Work to be completed:
Pull out every line below that holds the word "output".

Record set:

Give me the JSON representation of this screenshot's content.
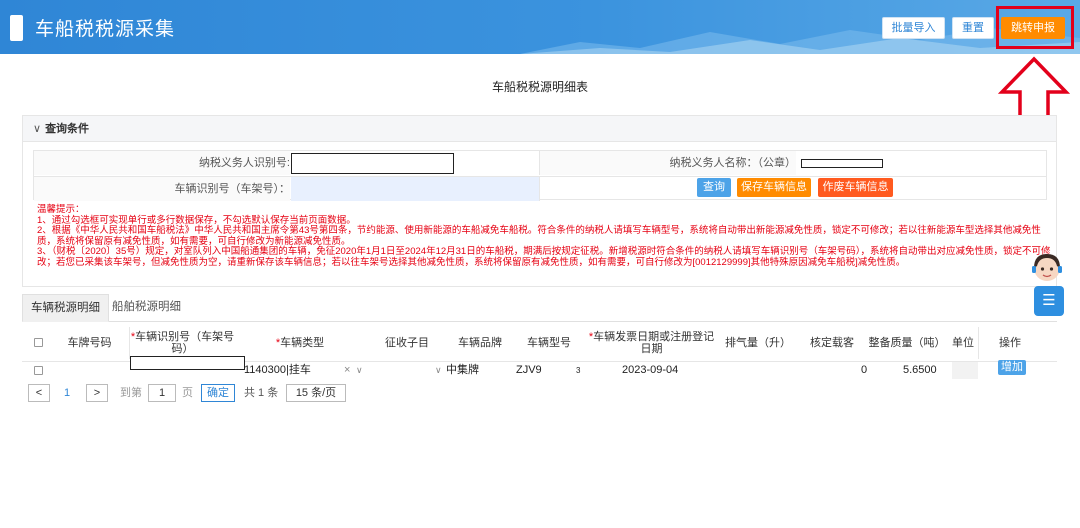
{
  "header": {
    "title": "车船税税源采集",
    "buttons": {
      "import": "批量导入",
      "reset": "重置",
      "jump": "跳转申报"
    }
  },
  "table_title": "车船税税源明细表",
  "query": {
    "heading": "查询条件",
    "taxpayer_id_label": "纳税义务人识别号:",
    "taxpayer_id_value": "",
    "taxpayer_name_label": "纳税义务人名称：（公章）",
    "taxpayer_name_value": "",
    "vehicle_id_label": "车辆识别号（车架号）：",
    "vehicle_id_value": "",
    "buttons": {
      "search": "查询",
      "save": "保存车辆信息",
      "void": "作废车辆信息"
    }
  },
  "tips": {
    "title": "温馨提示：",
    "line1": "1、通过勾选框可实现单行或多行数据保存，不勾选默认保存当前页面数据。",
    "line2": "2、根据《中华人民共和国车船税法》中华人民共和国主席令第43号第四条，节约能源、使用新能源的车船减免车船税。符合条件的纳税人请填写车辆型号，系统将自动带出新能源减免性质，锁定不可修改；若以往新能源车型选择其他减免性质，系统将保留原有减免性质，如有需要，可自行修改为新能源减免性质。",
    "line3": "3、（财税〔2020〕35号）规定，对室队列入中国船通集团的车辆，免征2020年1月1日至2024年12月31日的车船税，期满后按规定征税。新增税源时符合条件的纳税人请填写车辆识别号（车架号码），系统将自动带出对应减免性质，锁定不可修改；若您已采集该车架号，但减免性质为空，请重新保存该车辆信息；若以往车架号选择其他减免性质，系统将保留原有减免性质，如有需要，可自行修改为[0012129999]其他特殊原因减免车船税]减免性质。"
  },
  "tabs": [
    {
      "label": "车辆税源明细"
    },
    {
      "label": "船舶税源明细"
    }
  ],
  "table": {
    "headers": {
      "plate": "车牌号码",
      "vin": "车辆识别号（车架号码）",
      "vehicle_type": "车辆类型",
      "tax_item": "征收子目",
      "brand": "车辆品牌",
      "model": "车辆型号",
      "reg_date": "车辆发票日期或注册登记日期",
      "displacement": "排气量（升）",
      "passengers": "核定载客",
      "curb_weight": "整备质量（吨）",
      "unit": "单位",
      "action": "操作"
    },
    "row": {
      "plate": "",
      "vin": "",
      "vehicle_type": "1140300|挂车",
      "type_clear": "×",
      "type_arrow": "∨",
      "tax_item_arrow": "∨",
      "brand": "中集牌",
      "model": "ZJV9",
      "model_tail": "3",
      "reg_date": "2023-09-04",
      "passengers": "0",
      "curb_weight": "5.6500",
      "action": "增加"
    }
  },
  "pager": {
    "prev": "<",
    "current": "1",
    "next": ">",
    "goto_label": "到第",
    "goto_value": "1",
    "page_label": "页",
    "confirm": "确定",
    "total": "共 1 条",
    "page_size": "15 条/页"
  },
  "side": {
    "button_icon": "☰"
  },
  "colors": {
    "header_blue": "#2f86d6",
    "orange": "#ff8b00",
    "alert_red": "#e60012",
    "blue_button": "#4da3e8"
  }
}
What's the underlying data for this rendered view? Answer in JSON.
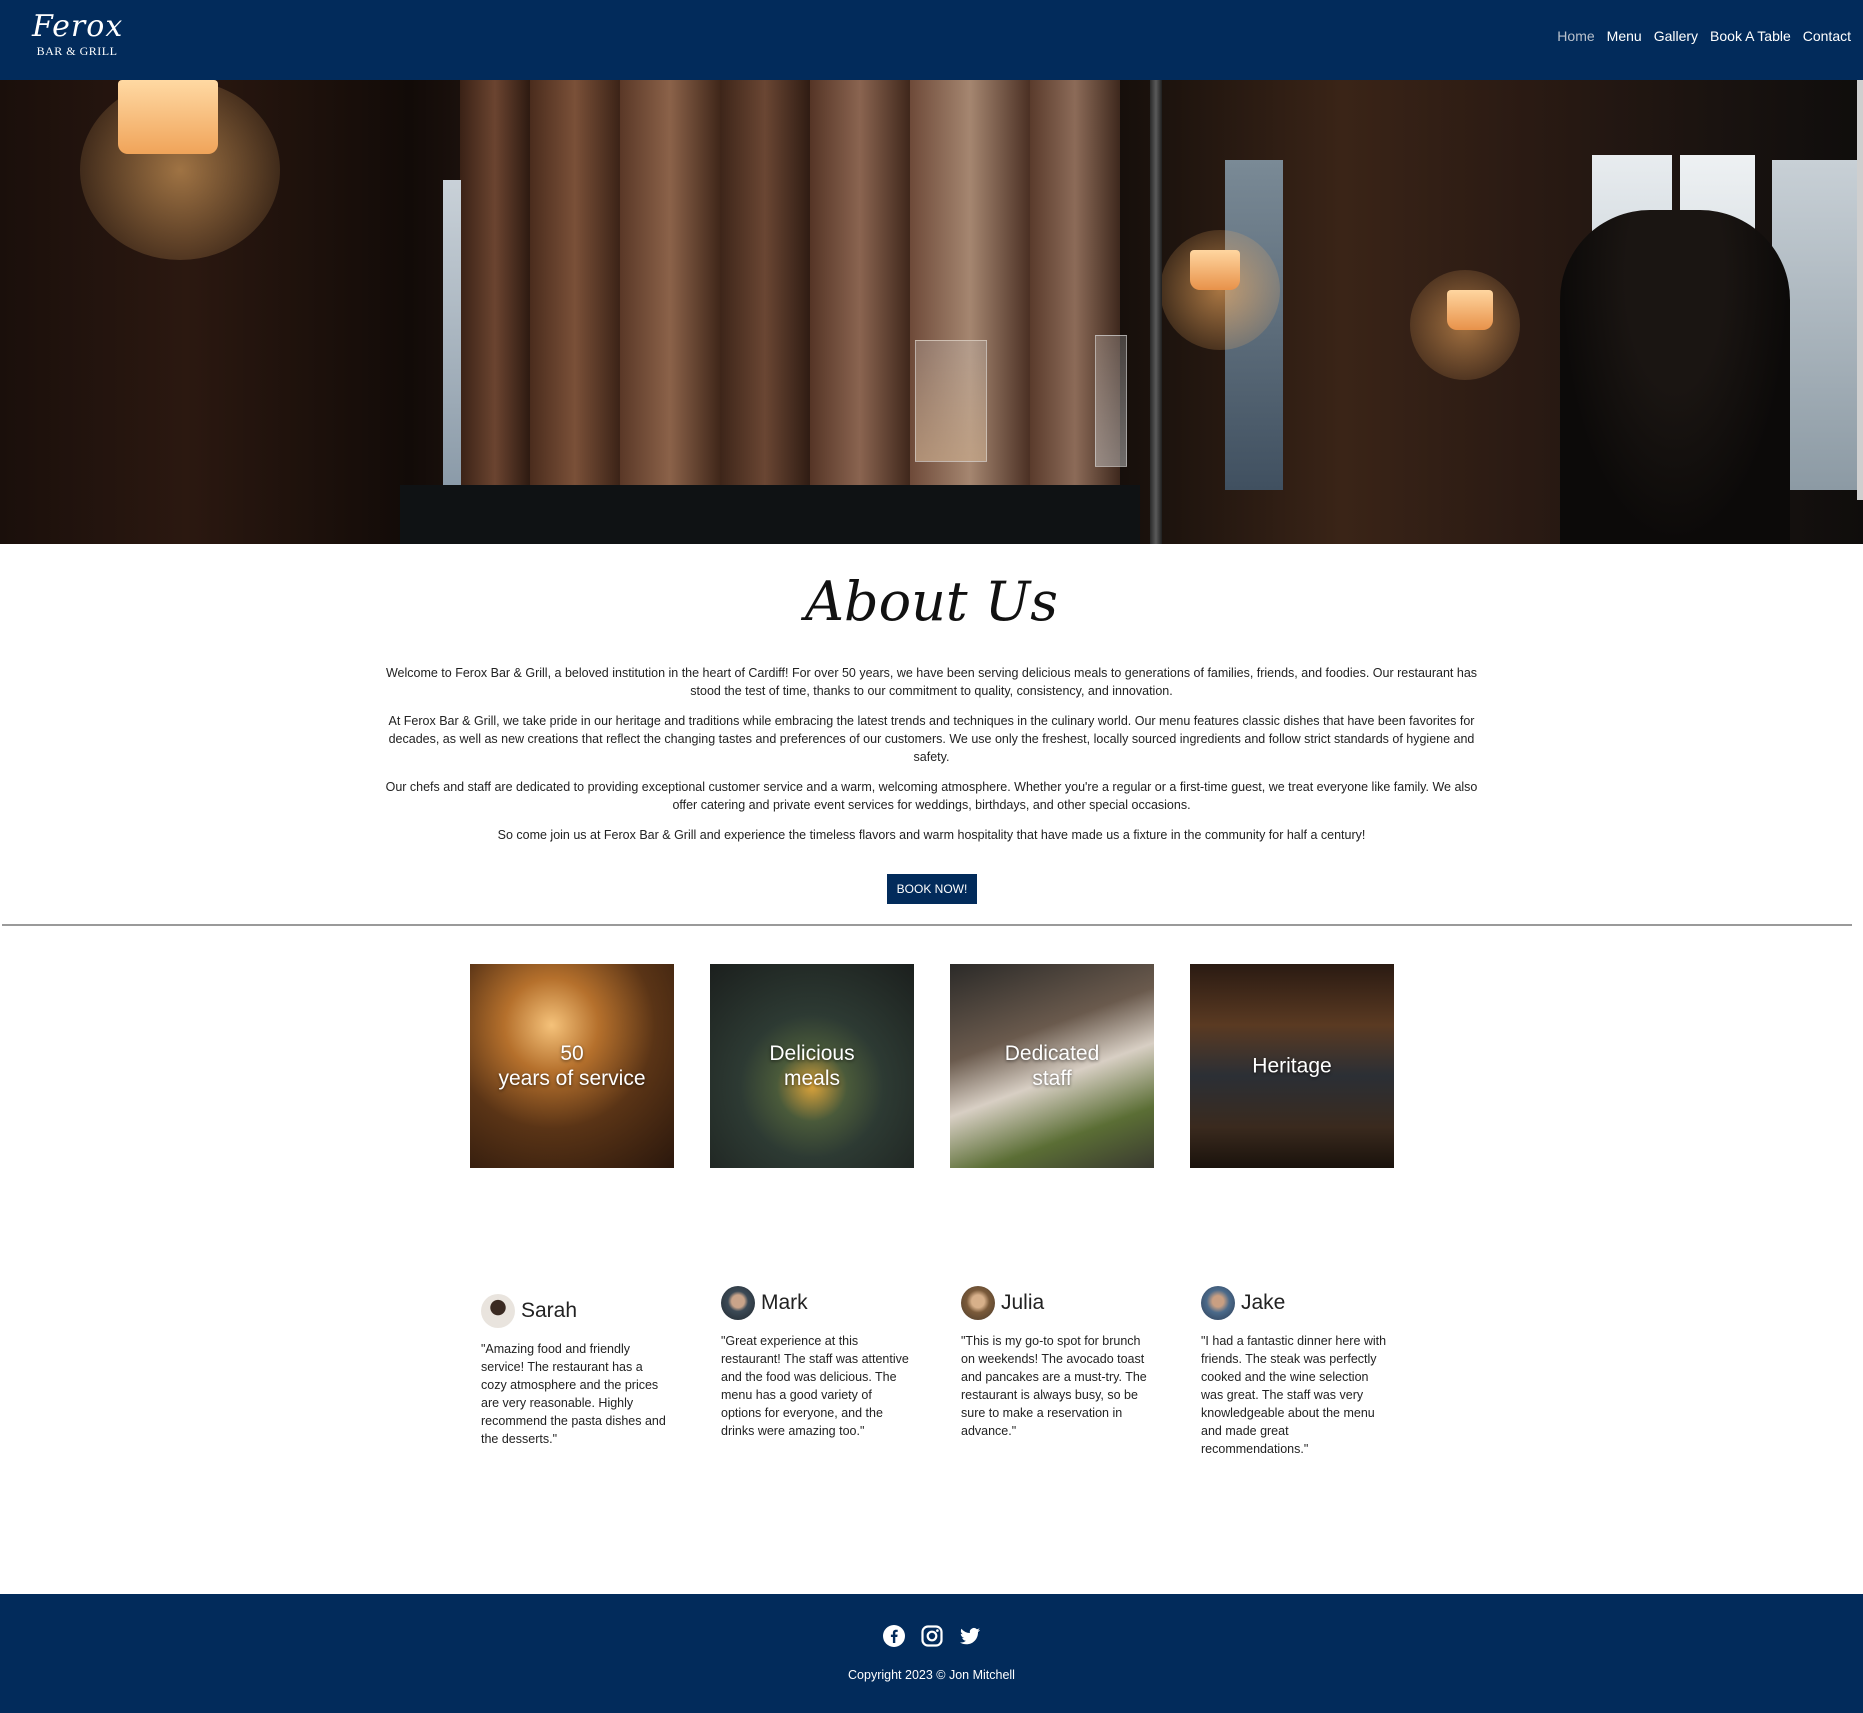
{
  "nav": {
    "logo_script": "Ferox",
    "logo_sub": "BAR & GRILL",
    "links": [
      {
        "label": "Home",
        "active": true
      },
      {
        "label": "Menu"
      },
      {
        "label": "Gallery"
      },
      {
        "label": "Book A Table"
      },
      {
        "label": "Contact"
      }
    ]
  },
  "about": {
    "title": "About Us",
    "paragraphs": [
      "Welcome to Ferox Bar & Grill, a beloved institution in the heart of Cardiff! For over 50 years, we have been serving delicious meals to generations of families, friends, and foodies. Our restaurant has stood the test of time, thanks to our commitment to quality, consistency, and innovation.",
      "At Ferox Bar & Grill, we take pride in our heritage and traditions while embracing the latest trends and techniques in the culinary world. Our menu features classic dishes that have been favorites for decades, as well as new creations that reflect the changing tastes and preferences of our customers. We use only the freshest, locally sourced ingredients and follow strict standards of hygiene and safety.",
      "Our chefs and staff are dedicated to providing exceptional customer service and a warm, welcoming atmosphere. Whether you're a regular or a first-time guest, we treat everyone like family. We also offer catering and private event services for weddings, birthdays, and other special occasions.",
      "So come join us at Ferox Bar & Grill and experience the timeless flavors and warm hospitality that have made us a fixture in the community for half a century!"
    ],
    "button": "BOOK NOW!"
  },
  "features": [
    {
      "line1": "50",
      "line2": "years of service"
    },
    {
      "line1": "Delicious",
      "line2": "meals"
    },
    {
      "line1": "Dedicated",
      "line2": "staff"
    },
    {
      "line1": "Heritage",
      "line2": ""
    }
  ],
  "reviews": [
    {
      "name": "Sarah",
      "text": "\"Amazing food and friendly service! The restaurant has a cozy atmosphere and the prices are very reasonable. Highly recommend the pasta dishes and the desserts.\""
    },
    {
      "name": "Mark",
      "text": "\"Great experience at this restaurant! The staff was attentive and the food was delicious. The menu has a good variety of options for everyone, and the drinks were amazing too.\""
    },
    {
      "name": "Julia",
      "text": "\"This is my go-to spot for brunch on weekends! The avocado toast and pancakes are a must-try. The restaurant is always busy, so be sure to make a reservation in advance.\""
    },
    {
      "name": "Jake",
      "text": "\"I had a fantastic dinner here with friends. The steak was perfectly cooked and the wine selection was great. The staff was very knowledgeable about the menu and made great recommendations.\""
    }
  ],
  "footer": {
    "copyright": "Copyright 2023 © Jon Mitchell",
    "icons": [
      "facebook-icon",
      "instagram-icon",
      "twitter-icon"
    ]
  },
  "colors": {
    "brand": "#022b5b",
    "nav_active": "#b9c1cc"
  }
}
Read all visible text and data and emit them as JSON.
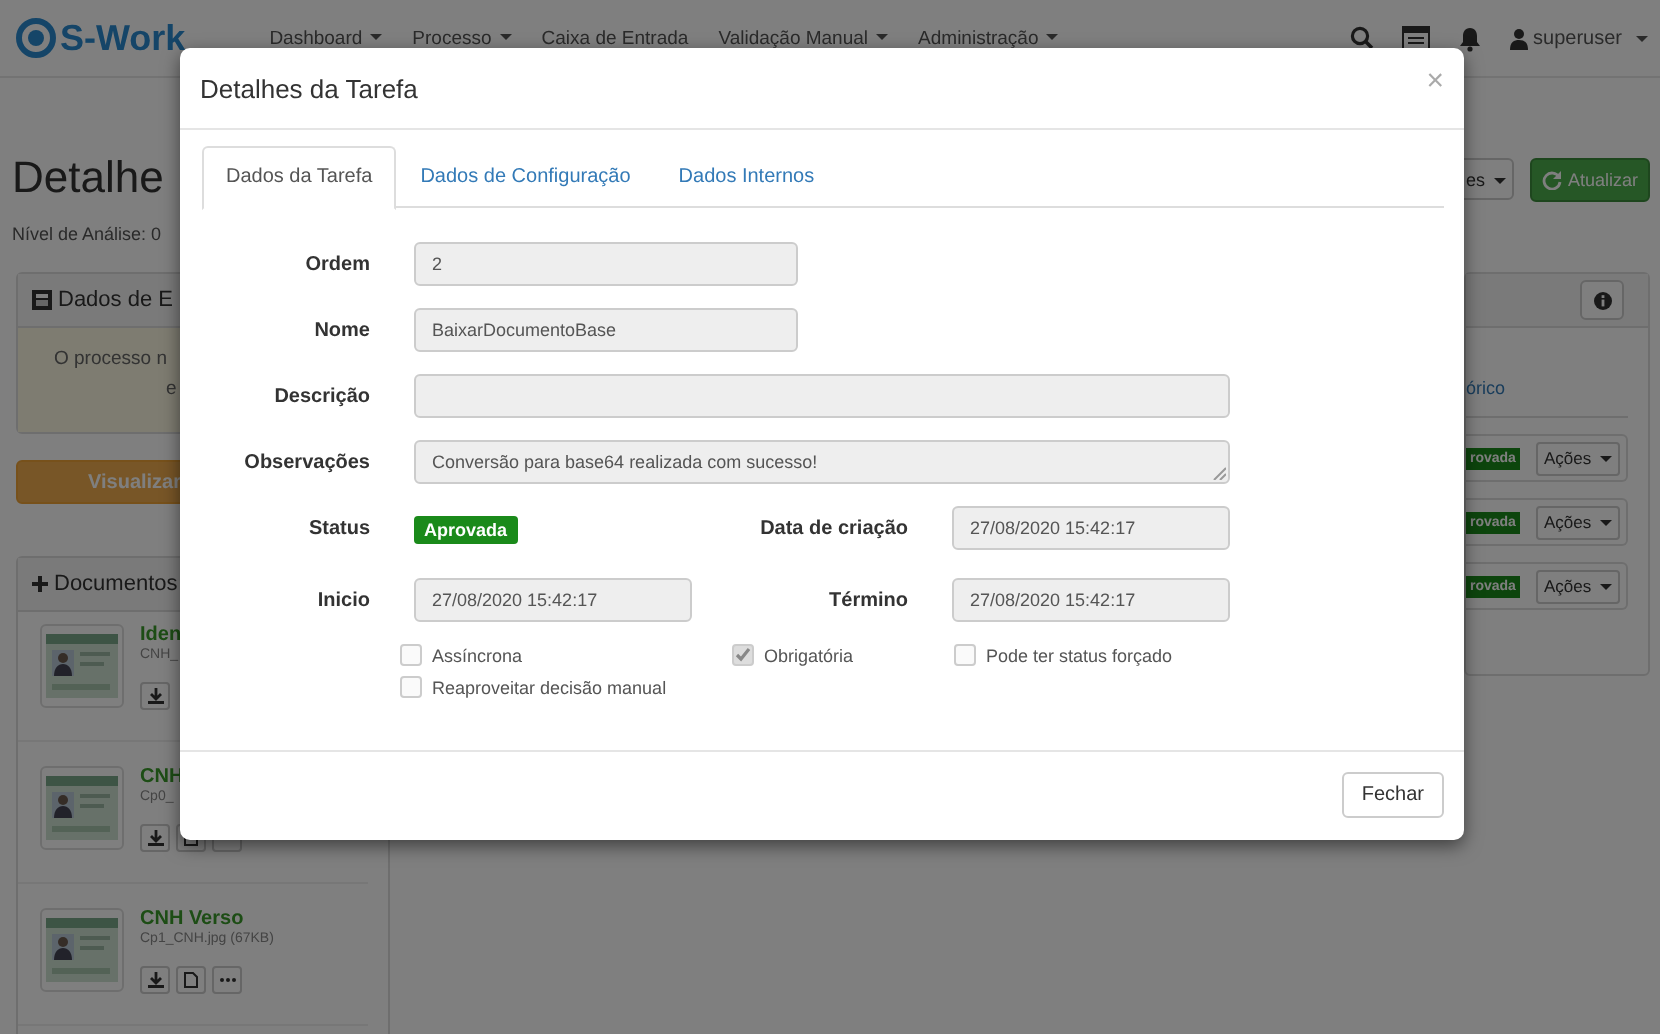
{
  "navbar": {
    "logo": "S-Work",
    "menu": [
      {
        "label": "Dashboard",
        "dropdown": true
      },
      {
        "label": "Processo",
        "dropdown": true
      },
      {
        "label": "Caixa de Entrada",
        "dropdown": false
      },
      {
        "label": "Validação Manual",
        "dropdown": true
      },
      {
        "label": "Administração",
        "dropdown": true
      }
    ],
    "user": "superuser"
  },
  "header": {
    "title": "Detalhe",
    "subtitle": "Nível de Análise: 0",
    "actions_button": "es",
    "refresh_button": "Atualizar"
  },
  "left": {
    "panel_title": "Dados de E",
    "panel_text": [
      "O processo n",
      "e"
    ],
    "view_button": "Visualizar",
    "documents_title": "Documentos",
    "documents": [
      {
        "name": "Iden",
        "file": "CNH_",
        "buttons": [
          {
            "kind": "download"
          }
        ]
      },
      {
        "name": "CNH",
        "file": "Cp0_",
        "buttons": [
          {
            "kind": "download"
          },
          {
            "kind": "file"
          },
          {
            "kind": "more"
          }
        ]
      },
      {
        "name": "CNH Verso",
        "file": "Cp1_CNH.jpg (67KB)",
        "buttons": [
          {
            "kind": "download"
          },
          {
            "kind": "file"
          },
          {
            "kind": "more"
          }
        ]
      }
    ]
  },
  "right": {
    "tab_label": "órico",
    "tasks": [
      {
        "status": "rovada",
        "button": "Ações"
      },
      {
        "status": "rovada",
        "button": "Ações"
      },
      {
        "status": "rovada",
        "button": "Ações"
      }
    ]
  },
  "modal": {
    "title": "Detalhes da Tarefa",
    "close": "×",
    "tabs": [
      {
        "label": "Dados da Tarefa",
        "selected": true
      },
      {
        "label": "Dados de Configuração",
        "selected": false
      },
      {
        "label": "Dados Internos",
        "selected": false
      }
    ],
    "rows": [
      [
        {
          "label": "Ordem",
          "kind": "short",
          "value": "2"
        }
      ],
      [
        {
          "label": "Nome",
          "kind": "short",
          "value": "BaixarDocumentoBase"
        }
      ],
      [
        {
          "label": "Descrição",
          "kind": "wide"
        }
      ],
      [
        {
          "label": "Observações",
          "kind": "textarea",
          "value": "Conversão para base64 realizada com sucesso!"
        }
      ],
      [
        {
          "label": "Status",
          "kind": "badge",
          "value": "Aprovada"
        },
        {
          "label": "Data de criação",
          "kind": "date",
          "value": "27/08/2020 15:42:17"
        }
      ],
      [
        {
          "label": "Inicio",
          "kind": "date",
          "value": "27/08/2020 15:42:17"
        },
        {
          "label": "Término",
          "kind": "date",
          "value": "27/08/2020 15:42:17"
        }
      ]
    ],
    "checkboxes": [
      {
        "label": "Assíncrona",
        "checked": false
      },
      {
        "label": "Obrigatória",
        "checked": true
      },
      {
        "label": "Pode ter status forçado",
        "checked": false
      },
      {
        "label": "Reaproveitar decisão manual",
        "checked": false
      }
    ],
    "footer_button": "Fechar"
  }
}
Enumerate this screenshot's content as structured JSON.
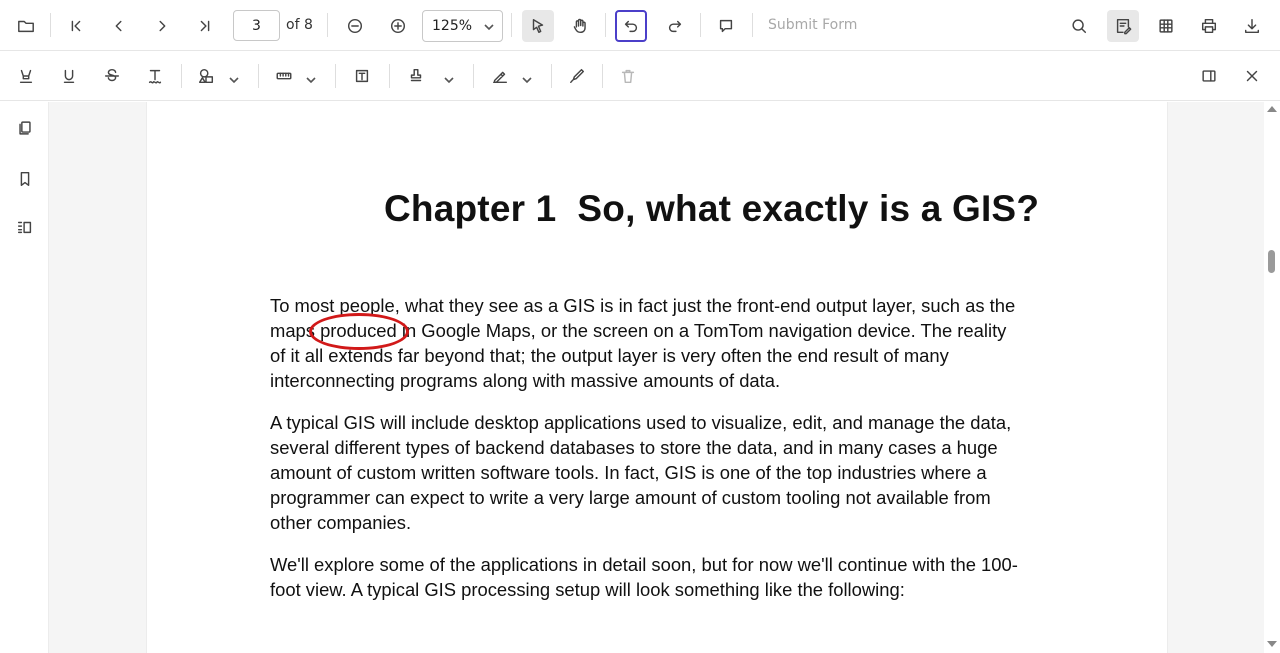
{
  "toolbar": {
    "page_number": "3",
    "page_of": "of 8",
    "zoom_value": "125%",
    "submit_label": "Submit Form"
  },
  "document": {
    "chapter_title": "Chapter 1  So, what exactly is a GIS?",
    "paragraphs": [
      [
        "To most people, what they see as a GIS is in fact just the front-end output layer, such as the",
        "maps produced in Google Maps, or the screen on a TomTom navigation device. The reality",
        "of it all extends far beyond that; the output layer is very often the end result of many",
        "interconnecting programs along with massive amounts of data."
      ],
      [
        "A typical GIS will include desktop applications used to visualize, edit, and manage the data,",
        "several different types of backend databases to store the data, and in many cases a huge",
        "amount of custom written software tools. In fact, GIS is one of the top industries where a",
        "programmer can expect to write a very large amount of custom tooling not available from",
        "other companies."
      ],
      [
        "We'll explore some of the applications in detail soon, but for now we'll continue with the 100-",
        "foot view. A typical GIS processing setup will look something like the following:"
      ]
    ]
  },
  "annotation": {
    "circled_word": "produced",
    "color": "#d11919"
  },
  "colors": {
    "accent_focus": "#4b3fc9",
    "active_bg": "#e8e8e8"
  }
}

Complete answer:
        "To most people, what they see as a GIS is in fact just the front-end output layer, such as the",
        "of it all extends far beyond that; the output layer is very often the end result of many",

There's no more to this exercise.